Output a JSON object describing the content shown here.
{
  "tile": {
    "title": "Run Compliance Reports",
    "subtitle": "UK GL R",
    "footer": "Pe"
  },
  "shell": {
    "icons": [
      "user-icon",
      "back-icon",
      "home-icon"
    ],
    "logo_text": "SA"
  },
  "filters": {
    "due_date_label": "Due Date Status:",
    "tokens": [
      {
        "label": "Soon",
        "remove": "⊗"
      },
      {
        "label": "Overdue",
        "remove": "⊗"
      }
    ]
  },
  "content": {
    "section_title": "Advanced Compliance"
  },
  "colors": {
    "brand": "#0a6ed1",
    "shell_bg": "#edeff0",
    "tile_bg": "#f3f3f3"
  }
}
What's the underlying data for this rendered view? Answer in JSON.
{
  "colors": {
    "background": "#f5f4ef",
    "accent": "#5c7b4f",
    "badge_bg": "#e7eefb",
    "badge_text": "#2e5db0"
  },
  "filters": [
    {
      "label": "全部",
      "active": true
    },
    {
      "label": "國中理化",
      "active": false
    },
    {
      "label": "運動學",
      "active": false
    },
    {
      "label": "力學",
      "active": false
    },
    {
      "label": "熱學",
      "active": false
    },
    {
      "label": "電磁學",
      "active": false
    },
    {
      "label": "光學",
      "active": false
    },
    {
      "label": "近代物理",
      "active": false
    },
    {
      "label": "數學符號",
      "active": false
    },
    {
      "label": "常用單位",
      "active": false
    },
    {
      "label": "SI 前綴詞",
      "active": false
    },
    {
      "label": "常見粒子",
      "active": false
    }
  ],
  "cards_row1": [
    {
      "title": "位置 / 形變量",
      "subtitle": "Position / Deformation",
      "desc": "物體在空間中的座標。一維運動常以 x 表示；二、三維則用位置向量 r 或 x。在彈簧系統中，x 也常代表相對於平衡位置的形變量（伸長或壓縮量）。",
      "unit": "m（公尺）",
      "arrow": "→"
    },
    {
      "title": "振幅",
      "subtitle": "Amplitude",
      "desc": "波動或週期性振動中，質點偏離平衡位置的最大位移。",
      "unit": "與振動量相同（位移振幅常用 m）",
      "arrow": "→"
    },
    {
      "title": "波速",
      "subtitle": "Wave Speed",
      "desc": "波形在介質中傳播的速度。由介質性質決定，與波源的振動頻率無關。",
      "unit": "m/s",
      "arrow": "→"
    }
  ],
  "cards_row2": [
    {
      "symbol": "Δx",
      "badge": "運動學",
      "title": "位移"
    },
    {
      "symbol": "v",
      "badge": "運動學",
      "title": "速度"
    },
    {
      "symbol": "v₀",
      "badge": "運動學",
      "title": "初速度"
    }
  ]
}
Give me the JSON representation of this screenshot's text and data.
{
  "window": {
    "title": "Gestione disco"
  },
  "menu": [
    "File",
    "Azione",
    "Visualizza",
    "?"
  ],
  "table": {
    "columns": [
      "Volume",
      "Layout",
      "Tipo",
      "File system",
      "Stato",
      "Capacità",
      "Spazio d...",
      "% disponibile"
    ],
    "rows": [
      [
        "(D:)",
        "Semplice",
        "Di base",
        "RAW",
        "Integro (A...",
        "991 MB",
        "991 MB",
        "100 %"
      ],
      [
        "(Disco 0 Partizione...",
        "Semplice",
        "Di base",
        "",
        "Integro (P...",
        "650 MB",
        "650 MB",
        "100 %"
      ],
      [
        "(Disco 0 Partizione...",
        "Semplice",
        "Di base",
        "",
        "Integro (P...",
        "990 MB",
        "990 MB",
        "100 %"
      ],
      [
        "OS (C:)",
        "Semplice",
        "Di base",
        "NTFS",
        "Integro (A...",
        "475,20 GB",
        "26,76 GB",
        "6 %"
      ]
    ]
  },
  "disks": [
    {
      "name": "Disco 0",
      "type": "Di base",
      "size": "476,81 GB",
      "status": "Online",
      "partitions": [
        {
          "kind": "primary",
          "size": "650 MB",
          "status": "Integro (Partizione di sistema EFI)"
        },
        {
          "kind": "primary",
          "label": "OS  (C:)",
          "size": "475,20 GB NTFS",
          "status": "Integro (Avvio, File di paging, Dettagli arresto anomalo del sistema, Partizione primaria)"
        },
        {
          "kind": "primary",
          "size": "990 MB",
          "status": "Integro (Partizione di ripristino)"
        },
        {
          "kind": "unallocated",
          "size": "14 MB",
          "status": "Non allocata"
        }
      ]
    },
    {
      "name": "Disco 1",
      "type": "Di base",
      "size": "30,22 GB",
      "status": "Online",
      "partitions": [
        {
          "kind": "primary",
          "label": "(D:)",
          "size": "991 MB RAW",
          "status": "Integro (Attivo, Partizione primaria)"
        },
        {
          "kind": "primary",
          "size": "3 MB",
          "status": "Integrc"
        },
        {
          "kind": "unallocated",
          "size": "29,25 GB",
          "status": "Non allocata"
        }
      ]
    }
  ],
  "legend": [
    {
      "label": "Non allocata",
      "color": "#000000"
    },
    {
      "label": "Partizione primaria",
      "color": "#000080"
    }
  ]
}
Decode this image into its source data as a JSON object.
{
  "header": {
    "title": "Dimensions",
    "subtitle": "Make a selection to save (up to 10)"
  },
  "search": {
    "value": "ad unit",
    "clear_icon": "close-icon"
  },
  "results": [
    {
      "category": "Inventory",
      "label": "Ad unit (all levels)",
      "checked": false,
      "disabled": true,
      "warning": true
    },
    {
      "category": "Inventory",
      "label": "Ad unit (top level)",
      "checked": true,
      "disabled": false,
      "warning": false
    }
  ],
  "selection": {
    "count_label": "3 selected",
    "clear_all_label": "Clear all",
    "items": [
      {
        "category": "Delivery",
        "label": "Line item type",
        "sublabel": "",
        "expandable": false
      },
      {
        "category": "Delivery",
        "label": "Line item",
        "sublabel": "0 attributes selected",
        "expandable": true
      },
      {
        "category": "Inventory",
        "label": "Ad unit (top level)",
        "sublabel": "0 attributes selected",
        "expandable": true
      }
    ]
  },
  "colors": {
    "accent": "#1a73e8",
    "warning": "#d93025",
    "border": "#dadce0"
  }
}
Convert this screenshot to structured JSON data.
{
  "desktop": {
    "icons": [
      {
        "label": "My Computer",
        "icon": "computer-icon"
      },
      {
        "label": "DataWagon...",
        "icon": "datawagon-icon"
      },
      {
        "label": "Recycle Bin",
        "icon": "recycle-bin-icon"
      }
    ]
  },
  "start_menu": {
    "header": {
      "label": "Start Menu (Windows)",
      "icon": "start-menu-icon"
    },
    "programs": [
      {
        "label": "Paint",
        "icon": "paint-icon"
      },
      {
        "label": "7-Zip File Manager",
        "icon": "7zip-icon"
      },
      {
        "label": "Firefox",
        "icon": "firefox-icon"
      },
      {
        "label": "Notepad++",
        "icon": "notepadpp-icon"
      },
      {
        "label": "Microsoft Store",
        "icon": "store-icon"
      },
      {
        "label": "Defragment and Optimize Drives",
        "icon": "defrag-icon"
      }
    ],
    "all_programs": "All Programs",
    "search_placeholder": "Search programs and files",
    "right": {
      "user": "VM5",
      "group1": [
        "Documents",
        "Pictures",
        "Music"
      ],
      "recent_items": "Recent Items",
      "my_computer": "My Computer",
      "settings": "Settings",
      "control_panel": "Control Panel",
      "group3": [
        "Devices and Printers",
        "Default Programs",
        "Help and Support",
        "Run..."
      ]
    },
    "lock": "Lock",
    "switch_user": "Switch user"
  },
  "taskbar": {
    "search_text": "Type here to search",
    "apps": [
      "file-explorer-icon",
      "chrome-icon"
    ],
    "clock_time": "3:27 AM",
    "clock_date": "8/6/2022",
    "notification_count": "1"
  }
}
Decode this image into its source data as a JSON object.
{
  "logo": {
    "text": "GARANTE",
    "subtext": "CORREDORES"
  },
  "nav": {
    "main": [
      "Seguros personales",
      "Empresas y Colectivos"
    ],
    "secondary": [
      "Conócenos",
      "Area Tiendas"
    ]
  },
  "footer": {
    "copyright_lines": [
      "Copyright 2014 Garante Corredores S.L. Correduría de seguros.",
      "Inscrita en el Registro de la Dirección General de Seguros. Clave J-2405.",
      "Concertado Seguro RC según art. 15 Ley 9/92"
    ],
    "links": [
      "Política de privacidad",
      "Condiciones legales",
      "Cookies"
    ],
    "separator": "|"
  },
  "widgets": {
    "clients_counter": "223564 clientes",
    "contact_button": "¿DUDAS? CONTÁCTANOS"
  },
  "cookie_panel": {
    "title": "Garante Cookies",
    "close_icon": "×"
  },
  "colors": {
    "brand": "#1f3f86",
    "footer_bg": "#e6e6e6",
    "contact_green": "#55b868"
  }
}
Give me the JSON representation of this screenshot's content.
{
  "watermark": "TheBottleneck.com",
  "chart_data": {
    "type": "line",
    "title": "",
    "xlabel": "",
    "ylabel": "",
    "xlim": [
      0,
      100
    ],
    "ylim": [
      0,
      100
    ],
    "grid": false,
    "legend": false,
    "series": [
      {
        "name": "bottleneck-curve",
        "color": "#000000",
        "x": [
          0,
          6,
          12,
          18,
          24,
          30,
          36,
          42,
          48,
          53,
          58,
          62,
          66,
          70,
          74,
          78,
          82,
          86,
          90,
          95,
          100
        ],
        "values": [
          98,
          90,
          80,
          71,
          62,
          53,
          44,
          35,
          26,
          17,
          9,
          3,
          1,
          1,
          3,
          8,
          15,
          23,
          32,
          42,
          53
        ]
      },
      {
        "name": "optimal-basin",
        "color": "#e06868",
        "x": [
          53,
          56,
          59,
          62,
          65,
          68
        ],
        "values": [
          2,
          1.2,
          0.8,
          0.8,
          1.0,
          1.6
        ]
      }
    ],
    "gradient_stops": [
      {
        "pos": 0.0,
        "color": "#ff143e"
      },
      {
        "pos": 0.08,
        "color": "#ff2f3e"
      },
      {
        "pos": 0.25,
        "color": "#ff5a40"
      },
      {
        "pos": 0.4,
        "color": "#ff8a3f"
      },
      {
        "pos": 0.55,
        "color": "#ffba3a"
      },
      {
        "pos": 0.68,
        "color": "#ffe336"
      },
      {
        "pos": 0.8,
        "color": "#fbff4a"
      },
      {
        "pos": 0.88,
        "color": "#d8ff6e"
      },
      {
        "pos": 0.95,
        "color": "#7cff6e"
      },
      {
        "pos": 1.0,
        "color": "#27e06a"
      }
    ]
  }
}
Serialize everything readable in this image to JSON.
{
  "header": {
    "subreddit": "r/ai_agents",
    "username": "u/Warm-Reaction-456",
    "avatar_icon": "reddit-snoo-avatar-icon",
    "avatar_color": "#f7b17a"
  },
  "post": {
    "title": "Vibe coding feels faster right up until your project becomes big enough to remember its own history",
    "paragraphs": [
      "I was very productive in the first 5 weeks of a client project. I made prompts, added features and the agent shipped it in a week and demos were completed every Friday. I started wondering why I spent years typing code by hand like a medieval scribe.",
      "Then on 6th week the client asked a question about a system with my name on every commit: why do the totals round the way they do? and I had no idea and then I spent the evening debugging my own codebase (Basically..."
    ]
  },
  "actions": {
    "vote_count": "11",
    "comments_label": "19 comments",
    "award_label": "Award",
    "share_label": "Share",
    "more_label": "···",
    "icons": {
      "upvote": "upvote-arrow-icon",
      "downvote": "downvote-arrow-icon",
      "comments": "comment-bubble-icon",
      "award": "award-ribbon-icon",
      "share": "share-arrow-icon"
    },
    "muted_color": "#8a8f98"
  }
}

_ _ _ _ _ _ _

▶ _Problem to solve_
Find the lines above that include the string "sistema" and copy them.

▶ _Response_
          "status": "Integro (Partizione di sistema EFI)"
          "status": "Integro (Avvio, File di paging, Dettagli arresto anomalo del sistema, Partizione primaria)"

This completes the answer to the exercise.